• [Request]:
Tell me how many lines hold "this", please, using only the number.

• [Data extract]:

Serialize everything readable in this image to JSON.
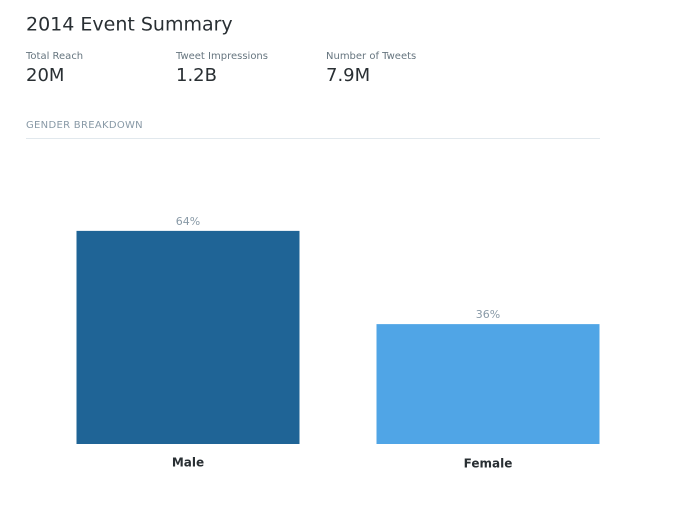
{
  "header": {
    "title": "2014 Event Summary"
  },
  "stats": [
    {
      "label": "Total Reach",
      "value": "20M"
    },
    {
      "label": "Tweet Impressions",
      "value": "1.2B"
    },
    {
      "label": "Number of Tweets",
      "value": "7.9M"
    }
  ],
  "section": {
    "title": "GENDER BREAKDOWN"
  },
  "chart_data": {
    "type": "bar",
    "categories": [
      "Male",
      "Female"
    ],
    "values": [
      64,
      36
    ],
    "value_labels": [
      "64%",
      "36%"
    ],
    "colors": [
      "#1f6496",
      "#50a5e6"
    ]
  }
}
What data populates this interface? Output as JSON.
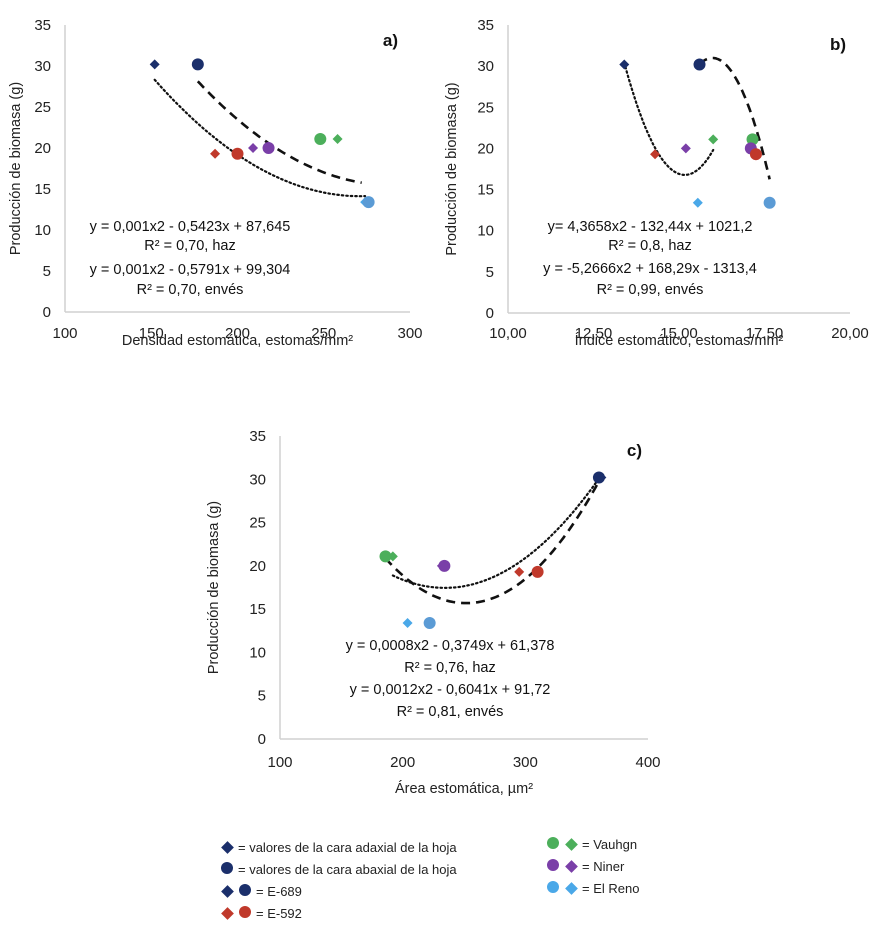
{
  "colors": {
    "E-689": "#1b2f6b",
    "E-592": "#c0392b",
    "Vauhgn": "#4caf5b",
    "Niner": "#7a3fa8",
    "El Reno": "#4aa8e8",
    "El Reno abaxial": "#5b9bd5",
    "axis": "#d0d0d0",
    "trend": "#111111"
  },
  "chart_data": [
    {
      "id": "a",
      "type": "scatter",
      "panel_label": "a)",
      "xlabel": "Densidad estomática, estomas/mm²",
      "ylabel": "Producción de biomasa (g)",
      "xlim": [
        100,
        300
      ],
      "ylim": [
        0,
        35
      ],
      "xticks": [
        "100",
        "150",
        "200",
        "250",
        "300"
      ],
      "xtick_values": [
        100,
        150,
        200,
        250,
        300
      ],
      "yticks": [
        "0",
        "5",
        "10",
        "15",
        "20",
        "25",
        "30",
        "35"
      ],
      "ytick_values": [
        0,
        5,
        10,
        15,
        20,
        25,
        30,
        35
      ],
      "grid": false,
      "series": [
        {
          "name": "haz (adaxial)",
          "marker": "diamond",
          "points": [
            {
              "cultivar": "E-689",
              "x": 152,
              "y": 30.2
            },
            {
              "cultivar": "E-592",
              "x": 187,
              "y": 19.3
            },
            {
              "cultivar": "Niner",
              "x": 209,
              "y": 20.0
            },
            {
              "cultivar": "Vauhgn",
              "x": 258,
              "y": 21.1
            },
            {
              "cultivar": "El Reno",
              "x": 274,
              "y": 13.4
            }
          ]
        },
        {
          "name": "envés (abaxial)",
          "marker": "circle",
          "points": [
            {
              "cultivar": "E-689",
              "x": 177,
              "y": 30.2
            },
            {
              "cultivar": "E-592",
              "x": 200,
              "y": 19.3
            },
            {
              "cultivar": "Niner",
              "x": 218,
              "y": 20.0
            },
            {
              "cultivar": "Vauhgn",
              "x": 248,
              "y": 21.1
            },
            {
              "cultivar": "El Reno",
              "x": 276,
              "y": 13.4
            }
          ]
        }
      ],
      "trendlines": [
        {
          "name": "haz",
          "style": "dotted",
          "coef": [
            0.001,
            -0.5423,
            87.645
          ],
          "x_range": [
            152,
            274
          ]
        },
        {
          "name": "envés",
          "style": "dashed",
          "coef": [
            0.001,
            -0.5791,
            99.304
          ],
          "x_range": [
            177,
            272
          ]
        }
      ],
      "annotations": [
        "y = 0,001x2 - 0,5423x + 87,645",
        "R² = 0,70, haz",
        "y = 0,001x2 - 0,5791x + 99,304",
        "R² = 0,70, envés"
      ]
    },
    {
      "id": "b",
      "type": "scatter",
      "panel_label": "b)",
      "xlabel": "Índice estomático, estomas/mm²",
      "ylabel": "Producción de biomasa (g)",
      "xlim": [
        10,
        20
      ],
      "ylim": [
        0,
        35
      ],
      "xticks": [
        "10,00",
        "12,50",
        "15,00",
        "17,50",
        "20,00"
      ],
      "xtick_values": [
        10,
        12.5,
        15,
        17.5,
        20
      ],
      "yticks": [
        "0",
        "5",
        "10",
        "15",
        "20",
        "25",
        "30",
        "35"
      ],
      "ytick_values": [
        0,
        5,
        10,
        15,
        20,
        25,
        30,
        35
      ],
      "grid": false,
      "series": [
        {
          "name": "haz (adaxial)",
          "marker": "diamond",
          "points": [
            {
              "cultivar": "E-689",
              "x": 13.4,
              "y": 30.2
            },
            {
              "cultivar": "E-592",
              "x": 14.3,
              "y": 19.3
            },
            {
              "cultivar": "Niner",
              "x": 15.2,
              "y": 20.0
            },
            {
              "cultivar": "Vauhgn",
              "x": 16.0,
              "y": 21.1
            },
            {
              "cultivar": "El Reno",
              "x": 15.55,
              "y": 13.4
            }
          ]
        },
        {
          "name": "envés (abaxial)",
          "marker": "circle",
          "points": [
            {
              "cultivar": "E-689",
              "x": 15.6,
              "y": 30.2
            },
            {
              "cultivar": "Vauhgn",
              "x": 17.15,
              "y": 21.1
            },
            {
              "cultivar": "Niner",
              "x": 17.1,
              "y": 20.0
            },
            {
              "cultivar": "E-592",
              "x": 17.25,
              "y": 19.3
            },
            {
              "cultivar": "El Reno",
              "x": 17.65,
              "y": 13.4
            }
          ]
        }
      ],
      "trendlines": [
        {
          "name": "haz",
          "style": "dotted",
          "coef": [
            4.3658,
            -132.44,
            1021.2
          ],
          "x_range": [
            13.4,
            16.0
          ]
        },
        {
          "name": "envés",
          "style": "dashed",
          "coef": [
            -5.2666,
            168.29,
            -1313.4
          ],
          "x_range": [
            15.6,
            17.65
          ]
        }
      ],
      "annotations": [
        "y= 4,3658x2 - 132,44x + 1021,2",
        "R² = 0,8, haz",
        "y = -5,2666x2 + 168,29x - 1313,4",
        "R² = 0,99, envés"
      ]
    },
    {
      "id": "c",
      "type": "scatter",
      "panel_label": "c)",
      "xlabel": "Área estomática, µm²",
      "ylabel": "Producción de biomasa (g)",
      "xlim": [
        100,
        400
      ],
      "ylim": [
        0,
        35
      ],
      "xticks": [
        "100",
        "200",
        "300",
        "400"
      ],
      "xtick_values": [
        100,
        200,
        300,
        400
      ],
      "yticks": [
        "0",
        "5",
        "10",
        "15",
        "20",
        "25",
        "30",
        "35"
      ],
      "ytick_values": [
        0,
        5,
        10,
        15,
        20,
        25,
        30,
        35
      ],
      "grid": false,
      "series": [
        {
          "name": "haz (adaxial)",
          "marker": "diamond",
          "points": [
            {
              "cultivar": "Vauhgn",
              "x": 192,
              "y": 21.1
            },
            {
              "cultivar": "Niner",
              "x": 232,
              "y": 20.0
            },
            {
              "cultivar": "E-592",
              "x": 295,
              "y": 19.3
            },
            {
              "cultivar": "El Reno",
              "x": 204,
              "y": 13.4
            },
            {
              "cultivar": "E-689",
              "x": 362,
              "y": 30.2
            }
          ]
        },
        {
          "name": "envés (abaxial)",
          "marker": "circle",
          "points": [
            {
              "cultivar": "Vauhgn",
              "x": 186,
              "y": 21.1
            },
            {
              "cultivar": "Niner",
              "x": 234,
              "y": 20.0
            },
            {
              "cultivar": "E-592",
              "x": 310,
              "y": 19.3
            },
            {
              "cultivar": "El Reno",
              "x": 222,
              "y": 13.4
            },
            {
              "cultivar": "E-689",
              "x": 360,
              "y": 30.2
            }
          ]
        }
      ],
      "trendlines": [
        {
          "name": "haz",
          "style": "dotted",
          "coef": [
            0.0008,
            -0.3749,
            61.378
          ],
          "x_range": [
            192,
            362
          ]
        },
        {
          "name": "envés",
          "style": "dashed",
          "coef": [
            0.0012,
            -0.6041,
            91.72
          ],
          "x_range": [
            186,
            360
          ]
        }
      ],
      "annotations": [
        "y = 0,0008x2 - 0,3749x + 61,378",
        "R² = 0,76, haz",
        "y = 0,0012x2 - 0,6041x + 91,72",
        "R² = 0,81, envés"
      ]
    }
  ],
  "legend": {
    "left": [
      {
        "symbols": [
          "diamond:E-689"
        ],
        "label": "= valores de la cara adaxial de la hoja"
      },
      {
        "symbols": [
          "circle:E-689"
        ],
        "label": "= valores de la cara abaxial de la hoja"
      },
      {
        "symbols": [
          "diamond:E-689",
          "circle:E-689"
        ],
        "label": "= E-689"
      },
      {
        "symbols": [
          "diamond:E-592",
          "circle:E-592"
        ],
        "label": "= E-592"
      }
    ],
    "right": [
      {
        "symbols": [
          "circle:Vauhgn",
          "diamond:Vauhgn"
        ],
        "label": "= Vauhgn"
      },
      {
        "symbols": [
          "circle:Niner",
          "diamond:Niner"
        ],
        "label": "= Niner"
      },
      {
        "symbols": [
          "circle:El Reno",
          "diamond:El Reno"
        ],
        "label": "= El Reno"
      }
    ]
  }
}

• [Answer to the task]:
2